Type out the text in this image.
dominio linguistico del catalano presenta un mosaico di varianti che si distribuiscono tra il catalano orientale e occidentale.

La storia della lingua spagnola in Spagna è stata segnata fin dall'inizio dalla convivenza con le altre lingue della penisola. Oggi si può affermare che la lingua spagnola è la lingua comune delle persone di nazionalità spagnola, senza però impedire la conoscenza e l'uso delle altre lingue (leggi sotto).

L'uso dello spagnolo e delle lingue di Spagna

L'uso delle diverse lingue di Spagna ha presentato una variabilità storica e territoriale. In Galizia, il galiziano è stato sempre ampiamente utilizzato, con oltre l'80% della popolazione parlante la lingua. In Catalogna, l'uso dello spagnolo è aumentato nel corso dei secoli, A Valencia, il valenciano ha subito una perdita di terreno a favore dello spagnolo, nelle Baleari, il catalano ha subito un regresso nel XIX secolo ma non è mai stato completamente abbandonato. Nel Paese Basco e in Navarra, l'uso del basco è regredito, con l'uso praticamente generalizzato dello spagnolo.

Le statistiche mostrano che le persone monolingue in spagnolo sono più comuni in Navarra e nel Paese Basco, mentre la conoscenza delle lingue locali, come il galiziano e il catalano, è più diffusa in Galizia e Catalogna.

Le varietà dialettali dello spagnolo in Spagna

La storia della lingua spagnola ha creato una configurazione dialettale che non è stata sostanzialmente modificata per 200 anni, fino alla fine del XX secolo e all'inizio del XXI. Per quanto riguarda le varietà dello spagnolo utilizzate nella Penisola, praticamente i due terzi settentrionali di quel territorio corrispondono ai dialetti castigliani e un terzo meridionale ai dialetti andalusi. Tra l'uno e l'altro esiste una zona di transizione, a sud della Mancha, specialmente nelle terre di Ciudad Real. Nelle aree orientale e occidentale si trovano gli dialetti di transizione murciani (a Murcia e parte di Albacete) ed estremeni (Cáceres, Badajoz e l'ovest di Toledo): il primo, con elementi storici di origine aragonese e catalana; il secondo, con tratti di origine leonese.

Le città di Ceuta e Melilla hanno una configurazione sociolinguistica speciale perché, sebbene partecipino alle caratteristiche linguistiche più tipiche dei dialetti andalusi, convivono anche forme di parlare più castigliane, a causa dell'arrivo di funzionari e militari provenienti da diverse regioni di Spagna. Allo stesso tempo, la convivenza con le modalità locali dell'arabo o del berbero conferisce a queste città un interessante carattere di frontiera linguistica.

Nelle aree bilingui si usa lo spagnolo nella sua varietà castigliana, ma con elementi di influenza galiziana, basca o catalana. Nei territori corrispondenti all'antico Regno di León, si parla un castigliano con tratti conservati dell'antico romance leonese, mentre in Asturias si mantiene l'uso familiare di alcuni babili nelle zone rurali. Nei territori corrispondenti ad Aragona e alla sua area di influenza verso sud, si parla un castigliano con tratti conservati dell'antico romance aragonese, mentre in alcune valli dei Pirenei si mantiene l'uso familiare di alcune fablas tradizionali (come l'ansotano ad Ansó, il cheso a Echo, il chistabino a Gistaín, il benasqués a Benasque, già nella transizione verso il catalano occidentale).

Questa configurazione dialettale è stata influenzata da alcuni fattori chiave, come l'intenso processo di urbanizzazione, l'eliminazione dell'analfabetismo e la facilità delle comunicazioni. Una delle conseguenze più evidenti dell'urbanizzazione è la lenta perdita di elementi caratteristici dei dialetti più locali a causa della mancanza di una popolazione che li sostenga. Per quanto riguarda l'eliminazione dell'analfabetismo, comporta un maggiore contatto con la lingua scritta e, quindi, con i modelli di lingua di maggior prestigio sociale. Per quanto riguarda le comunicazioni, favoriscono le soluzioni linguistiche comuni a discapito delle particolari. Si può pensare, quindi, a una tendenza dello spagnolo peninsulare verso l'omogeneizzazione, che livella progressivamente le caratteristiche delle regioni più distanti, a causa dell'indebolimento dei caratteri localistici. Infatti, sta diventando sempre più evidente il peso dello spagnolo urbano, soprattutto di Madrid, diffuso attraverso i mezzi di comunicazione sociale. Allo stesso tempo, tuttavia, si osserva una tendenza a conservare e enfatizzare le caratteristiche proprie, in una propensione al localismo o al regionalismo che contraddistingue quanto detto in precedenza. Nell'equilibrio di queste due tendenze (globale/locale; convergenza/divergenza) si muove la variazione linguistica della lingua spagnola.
********
Exercise aim.
Read the entries and select each line where the word "galiziano" is found.

Output of the task.
L'uso delle diverse lingue di Spagna ha presentato una variabilità storica e territoriale. In Galizia, il galiziano è stato sempre ampiamente utilizzato, con oltre l'80% della popolazione parlante la lingua. In Catalogna, l'uso dello spagnolo è aumentato nel corso dei secoli, A Valencia, il valenciano ha subito una perdita di terreno a favore dello spagnolo, nelle Baleari, il catalano ha subito un regresso nel XIX secolo ma non è mai stato completamente abbandonato. Nel Paese Basco e in Navarra, l'uso del basco è regredito, con l'uso praticamente generalizzato dello spagnolo.
Le statistiche mostrano che le persone monolingue in spagnolo sono più comuni in Navarra e nel Paese Basco, mentre la conoscenza delle lingue locali, come il galiziano e il catalano, è più diffusa in Galizia e Catalogna.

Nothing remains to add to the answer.